Data lines>
(begin)
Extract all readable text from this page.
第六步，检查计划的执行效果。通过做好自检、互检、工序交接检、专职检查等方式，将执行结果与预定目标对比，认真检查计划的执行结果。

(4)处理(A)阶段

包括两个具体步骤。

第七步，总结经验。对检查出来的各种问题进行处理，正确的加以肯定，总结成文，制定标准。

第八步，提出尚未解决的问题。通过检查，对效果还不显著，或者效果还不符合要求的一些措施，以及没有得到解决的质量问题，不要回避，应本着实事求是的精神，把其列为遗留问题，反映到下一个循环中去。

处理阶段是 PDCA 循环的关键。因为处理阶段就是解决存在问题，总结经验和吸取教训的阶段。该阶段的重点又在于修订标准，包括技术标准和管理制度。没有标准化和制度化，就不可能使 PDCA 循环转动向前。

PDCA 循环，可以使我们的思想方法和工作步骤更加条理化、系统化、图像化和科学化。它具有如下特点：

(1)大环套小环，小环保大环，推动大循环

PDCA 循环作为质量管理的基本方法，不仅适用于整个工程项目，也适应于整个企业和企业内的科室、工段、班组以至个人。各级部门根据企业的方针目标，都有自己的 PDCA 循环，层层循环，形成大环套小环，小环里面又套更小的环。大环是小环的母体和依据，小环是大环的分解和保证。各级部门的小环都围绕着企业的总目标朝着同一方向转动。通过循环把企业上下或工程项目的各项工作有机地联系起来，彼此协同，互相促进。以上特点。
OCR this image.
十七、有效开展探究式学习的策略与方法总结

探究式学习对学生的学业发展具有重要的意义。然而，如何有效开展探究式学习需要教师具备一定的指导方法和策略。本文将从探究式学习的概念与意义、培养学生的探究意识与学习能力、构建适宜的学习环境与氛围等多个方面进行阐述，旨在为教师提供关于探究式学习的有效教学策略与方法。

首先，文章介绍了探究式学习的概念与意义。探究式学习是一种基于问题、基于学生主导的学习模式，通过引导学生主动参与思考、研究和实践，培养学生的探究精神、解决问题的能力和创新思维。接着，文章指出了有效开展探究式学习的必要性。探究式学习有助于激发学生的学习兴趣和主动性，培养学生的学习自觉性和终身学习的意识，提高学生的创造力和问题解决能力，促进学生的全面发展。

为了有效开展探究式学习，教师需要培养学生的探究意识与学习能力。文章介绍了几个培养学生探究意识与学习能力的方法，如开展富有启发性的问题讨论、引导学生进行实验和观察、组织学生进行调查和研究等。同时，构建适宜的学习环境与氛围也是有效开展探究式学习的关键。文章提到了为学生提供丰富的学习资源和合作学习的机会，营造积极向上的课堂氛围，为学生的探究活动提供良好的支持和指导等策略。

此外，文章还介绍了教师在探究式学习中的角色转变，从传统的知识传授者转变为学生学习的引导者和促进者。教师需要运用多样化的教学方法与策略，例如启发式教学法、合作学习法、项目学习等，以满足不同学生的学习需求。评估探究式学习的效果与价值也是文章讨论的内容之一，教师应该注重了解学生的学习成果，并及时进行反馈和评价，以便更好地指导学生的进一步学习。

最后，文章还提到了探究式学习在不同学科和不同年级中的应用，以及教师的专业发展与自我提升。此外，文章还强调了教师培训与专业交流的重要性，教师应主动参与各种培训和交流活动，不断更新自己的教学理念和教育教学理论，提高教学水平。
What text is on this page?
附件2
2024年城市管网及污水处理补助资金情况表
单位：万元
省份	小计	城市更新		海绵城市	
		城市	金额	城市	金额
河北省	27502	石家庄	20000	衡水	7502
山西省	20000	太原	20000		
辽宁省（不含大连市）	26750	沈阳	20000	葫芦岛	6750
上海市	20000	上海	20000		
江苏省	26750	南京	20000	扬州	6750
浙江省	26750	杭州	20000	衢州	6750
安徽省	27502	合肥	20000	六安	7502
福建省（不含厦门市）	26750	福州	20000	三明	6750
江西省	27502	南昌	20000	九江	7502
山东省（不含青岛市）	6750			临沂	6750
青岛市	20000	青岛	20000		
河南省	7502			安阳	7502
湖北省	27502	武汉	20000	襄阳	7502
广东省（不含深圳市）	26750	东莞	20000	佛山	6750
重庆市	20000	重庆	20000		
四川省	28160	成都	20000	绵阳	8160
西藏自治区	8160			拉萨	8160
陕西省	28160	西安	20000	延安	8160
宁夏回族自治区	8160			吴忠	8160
(end)
Task brief> Filter out all lines lacking the word "PDCA" and copy the rest.

Answer to this task>
处理阶段是 PDCA 循环的关键。因为处理阶段就是解决存在问题，总结经验和吸取教训的阶段。该阶段的重点又在于修订标准，包括技术标准和管理制度。没有标准化和制度化，就不可能使 PDCA 循环转动向前。
PDCA 循环，可以使我们的思想方法和工作步骤更加条理化、系统化、图像化和科学化。它具有如下特点：
PDCA 循环作为质量管理的基本方法，不仅适用于整个工程项目，也适应于整个企业和企业内的科室、工段、班组以至个人。各级部门根据企业的方针目标，都有自己的 PDCA 循环，层层循环，形成大环套小环，小环里面又套更小的环。大环是小环的母体和依据，小环是大环的分解和保证。各级部门的小环都围绕着企业的总目标朝着同一方向转动。通过循环把企业上下或工程项目的各项工作有机地联系起来，彼此协同，互相促进。以上特点。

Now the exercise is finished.